To be done
Tally the lines that contain the string "guidelines" and give the number by itself.

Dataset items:

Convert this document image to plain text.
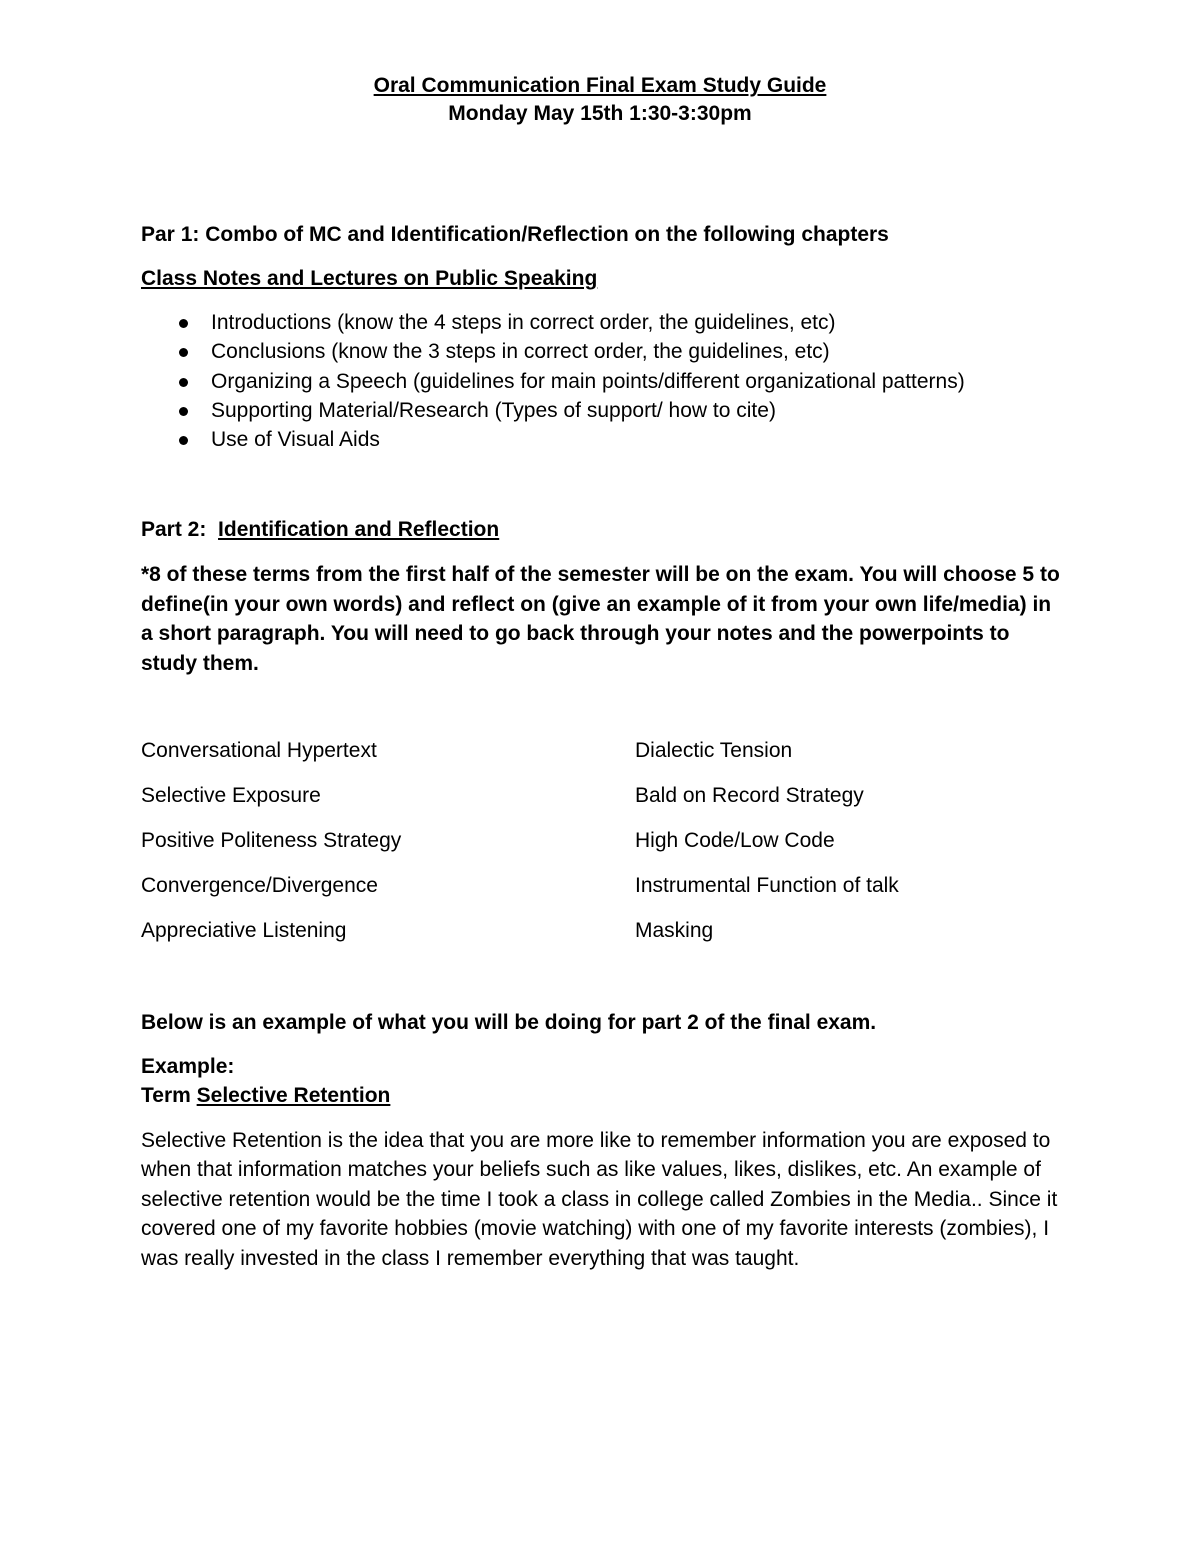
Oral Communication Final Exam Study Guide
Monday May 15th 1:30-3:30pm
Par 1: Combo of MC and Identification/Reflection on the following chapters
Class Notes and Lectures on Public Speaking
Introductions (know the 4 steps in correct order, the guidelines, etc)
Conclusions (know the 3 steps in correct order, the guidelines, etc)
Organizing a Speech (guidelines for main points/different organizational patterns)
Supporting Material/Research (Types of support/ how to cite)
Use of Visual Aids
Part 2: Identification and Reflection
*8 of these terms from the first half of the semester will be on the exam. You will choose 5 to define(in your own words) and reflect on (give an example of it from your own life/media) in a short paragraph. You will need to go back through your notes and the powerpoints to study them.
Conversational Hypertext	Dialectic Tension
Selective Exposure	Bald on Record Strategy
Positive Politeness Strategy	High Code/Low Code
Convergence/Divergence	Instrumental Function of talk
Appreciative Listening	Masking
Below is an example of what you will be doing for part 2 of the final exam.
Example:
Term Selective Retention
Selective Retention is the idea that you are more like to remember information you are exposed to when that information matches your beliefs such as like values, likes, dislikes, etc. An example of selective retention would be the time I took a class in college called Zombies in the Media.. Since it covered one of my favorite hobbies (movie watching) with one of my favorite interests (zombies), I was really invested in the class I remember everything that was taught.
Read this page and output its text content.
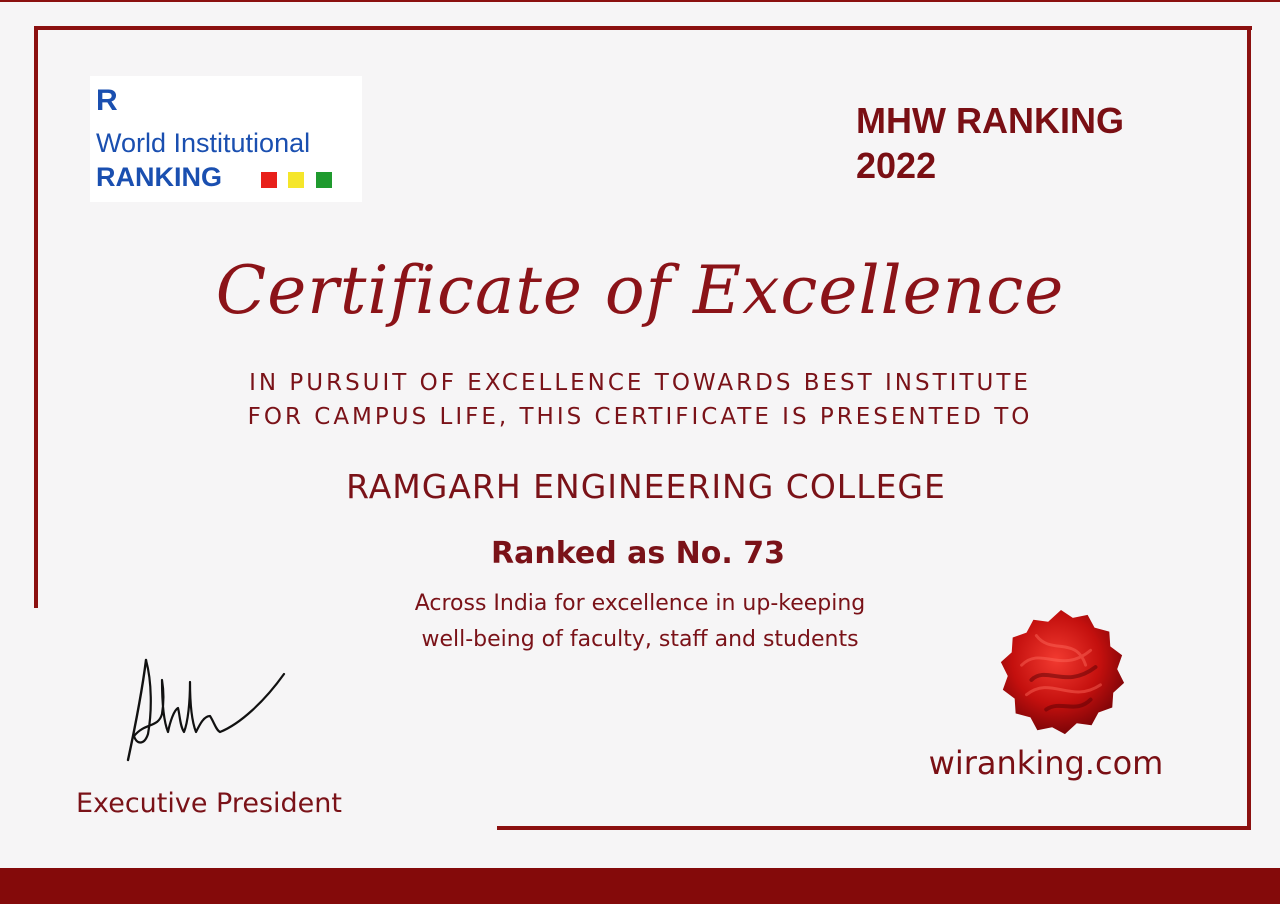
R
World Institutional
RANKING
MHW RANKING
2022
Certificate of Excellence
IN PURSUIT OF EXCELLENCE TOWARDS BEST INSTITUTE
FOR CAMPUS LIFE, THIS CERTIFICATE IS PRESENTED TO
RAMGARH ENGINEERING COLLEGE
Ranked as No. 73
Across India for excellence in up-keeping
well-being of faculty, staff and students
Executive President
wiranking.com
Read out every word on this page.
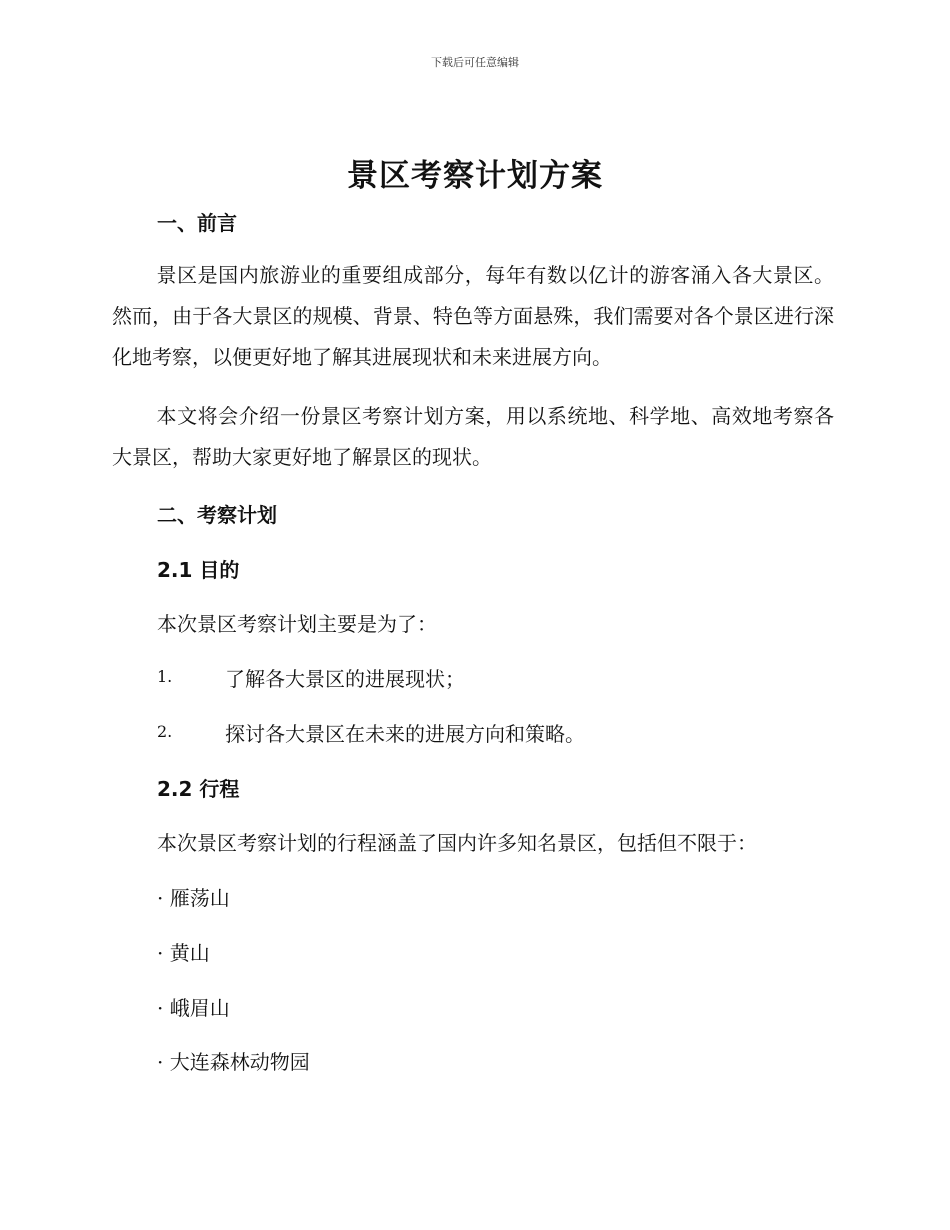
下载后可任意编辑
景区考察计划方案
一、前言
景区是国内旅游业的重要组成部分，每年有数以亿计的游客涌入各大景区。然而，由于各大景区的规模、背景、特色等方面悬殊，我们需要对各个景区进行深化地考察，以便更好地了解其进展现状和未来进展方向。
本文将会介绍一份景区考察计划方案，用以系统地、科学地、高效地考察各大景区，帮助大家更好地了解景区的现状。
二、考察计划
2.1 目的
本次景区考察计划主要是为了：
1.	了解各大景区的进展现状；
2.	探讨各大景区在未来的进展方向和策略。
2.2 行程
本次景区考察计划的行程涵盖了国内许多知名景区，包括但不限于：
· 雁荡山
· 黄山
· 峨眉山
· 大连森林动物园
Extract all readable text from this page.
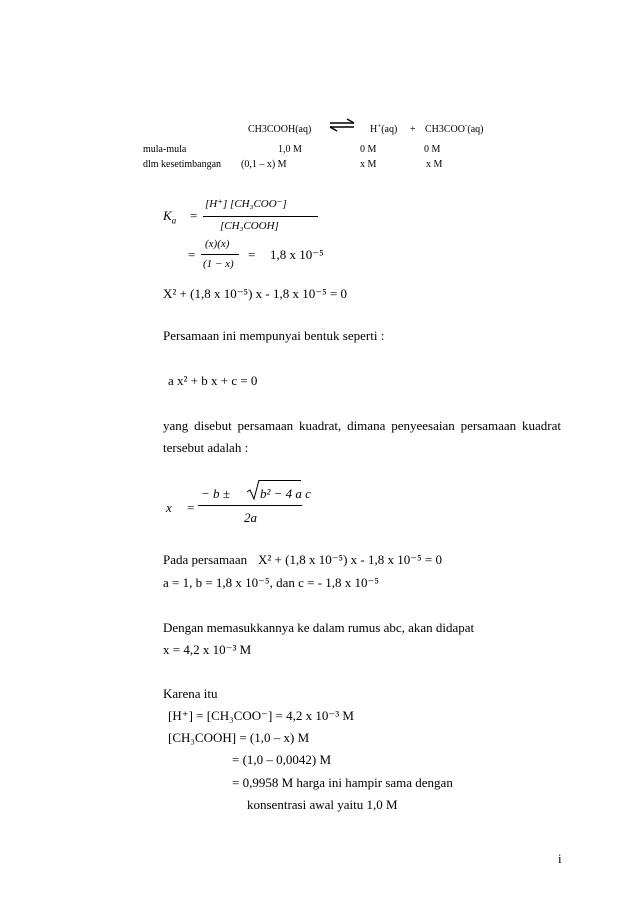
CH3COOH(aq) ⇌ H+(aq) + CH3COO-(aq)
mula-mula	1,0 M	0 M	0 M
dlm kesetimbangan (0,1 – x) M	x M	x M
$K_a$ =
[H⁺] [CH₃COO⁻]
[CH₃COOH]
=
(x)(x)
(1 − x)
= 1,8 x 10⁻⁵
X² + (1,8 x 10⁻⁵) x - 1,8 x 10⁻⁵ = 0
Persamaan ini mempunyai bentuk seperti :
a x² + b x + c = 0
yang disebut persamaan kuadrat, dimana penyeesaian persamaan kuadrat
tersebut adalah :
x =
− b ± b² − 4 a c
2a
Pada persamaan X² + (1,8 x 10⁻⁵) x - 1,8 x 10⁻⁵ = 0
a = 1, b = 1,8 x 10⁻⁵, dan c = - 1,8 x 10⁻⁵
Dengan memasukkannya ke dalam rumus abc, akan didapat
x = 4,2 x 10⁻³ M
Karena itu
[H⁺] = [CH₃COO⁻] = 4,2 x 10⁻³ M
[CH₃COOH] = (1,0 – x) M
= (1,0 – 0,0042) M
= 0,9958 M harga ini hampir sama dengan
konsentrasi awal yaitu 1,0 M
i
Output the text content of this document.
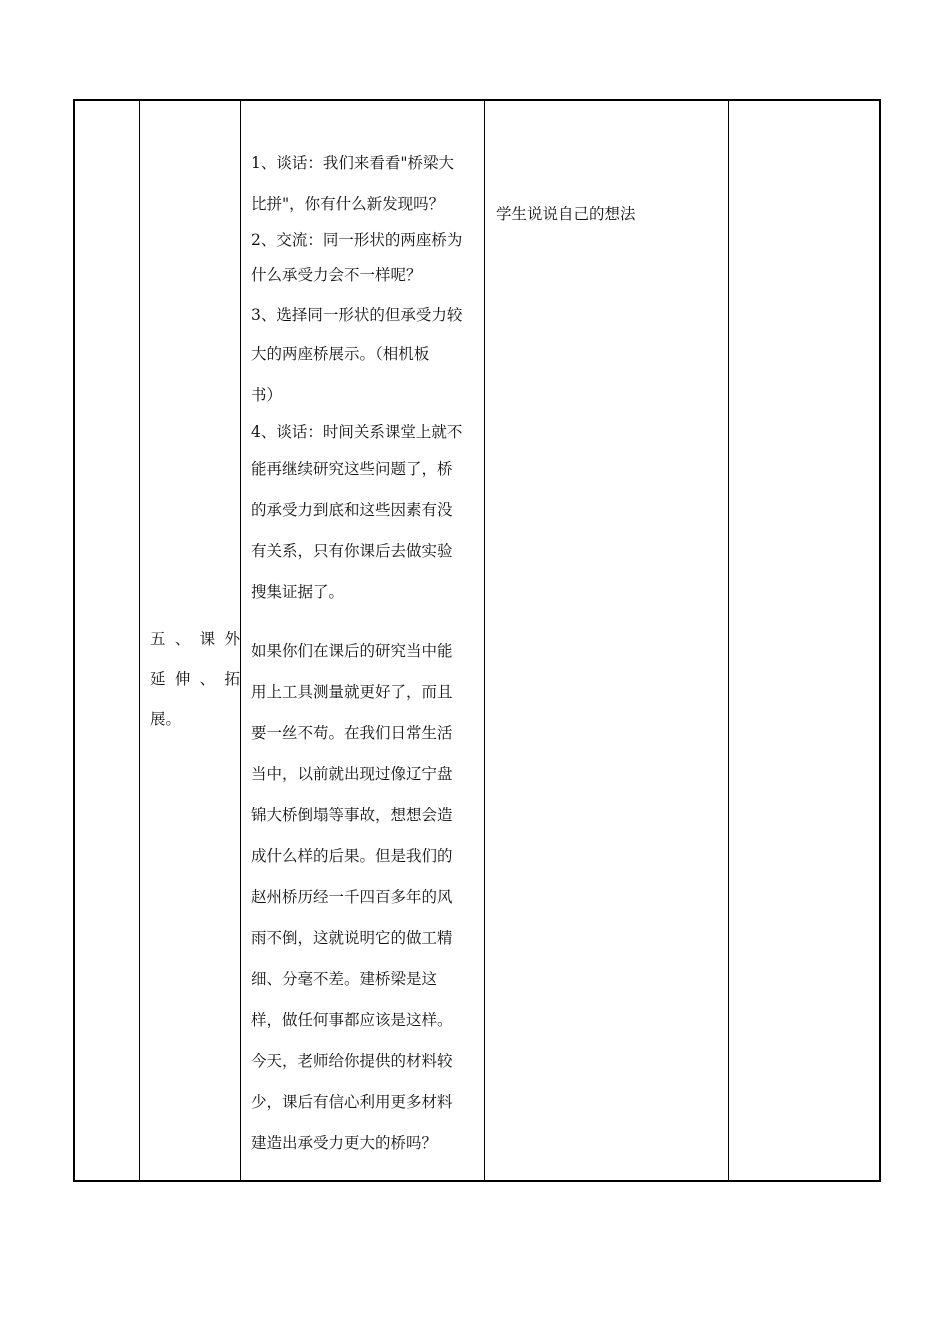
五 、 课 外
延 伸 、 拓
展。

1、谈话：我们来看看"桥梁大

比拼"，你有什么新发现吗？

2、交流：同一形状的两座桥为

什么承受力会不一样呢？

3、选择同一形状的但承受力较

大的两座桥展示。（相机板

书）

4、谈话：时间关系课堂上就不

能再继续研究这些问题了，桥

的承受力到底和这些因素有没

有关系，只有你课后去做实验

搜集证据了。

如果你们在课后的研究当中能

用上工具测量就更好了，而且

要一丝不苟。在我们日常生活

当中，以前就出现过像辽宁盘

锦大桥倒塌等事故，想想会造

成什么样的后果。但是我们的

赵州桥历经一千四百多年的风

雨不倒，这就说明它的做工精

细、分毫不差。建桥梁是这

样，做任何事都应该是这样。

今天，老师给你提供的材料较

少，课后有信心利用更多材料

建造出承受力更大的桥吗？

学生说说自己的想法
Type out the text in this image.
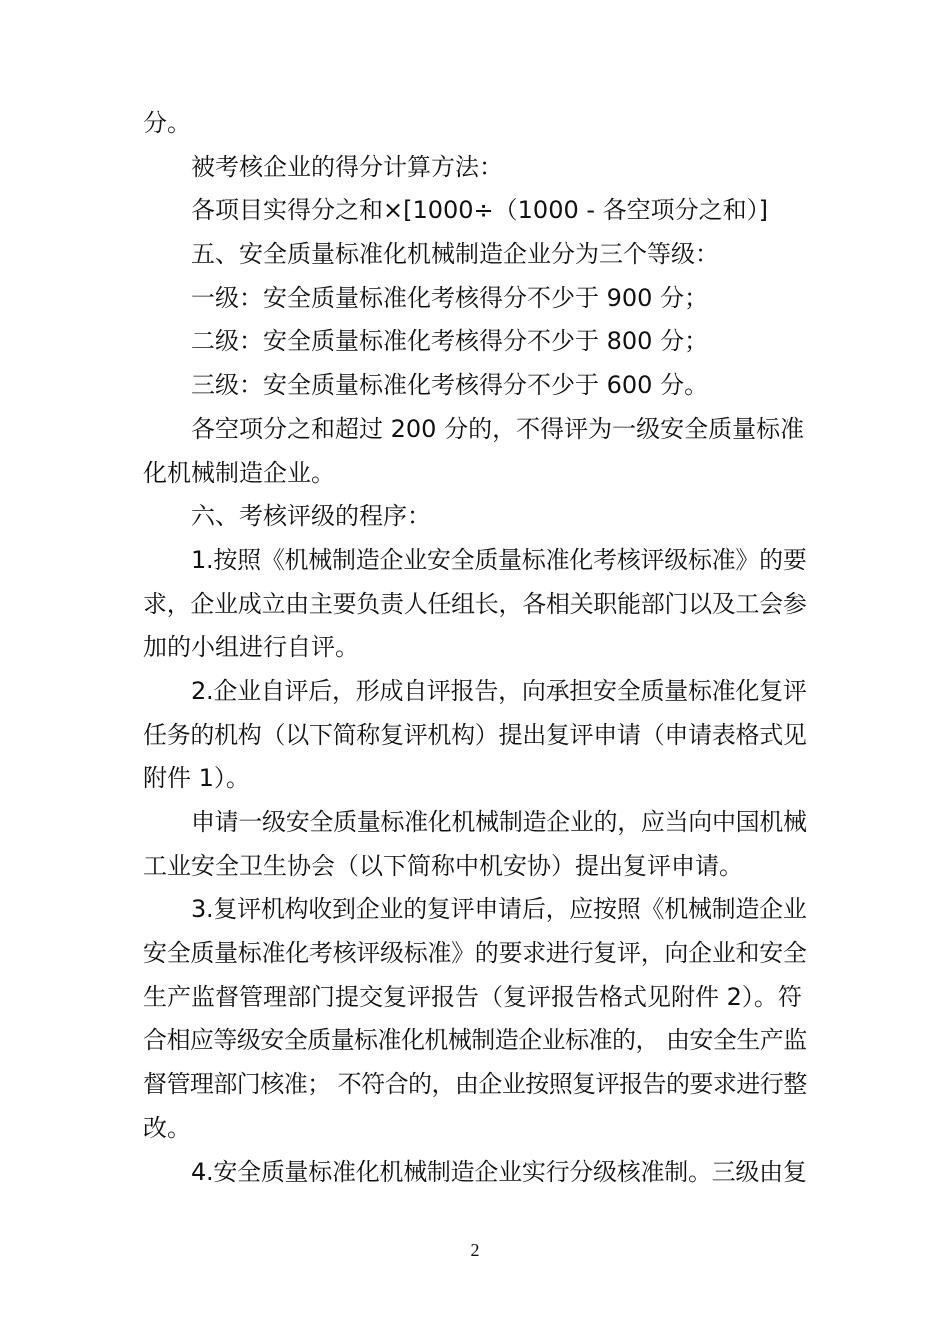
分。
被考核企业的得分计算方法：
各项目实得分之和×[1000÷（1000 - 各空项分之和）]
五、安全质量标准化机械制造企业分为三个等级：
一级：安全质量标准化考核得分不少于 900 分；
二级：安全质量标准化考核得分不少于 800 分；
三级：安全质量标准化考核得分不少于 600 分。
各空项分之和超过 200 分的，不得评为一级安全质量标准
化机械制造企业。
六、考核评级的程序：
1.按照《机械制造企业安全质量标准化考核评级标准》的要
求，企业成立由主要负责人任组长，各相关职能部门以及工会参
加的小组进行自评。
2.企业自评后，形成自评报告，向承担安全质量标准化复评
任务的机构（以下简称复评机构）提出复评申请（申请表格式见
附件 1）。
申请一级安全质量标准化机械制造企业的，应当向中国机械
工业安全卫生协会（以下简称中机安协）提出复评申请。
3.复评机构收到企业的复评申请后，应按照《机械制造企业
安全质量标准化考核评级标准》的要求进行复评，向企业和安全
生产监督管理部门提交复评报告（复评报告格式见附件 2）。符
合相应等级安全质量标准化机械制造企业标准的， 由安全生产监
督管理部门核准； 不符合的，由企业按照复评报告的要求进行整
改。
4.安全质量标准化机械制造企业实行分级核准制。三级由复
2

Written answer
3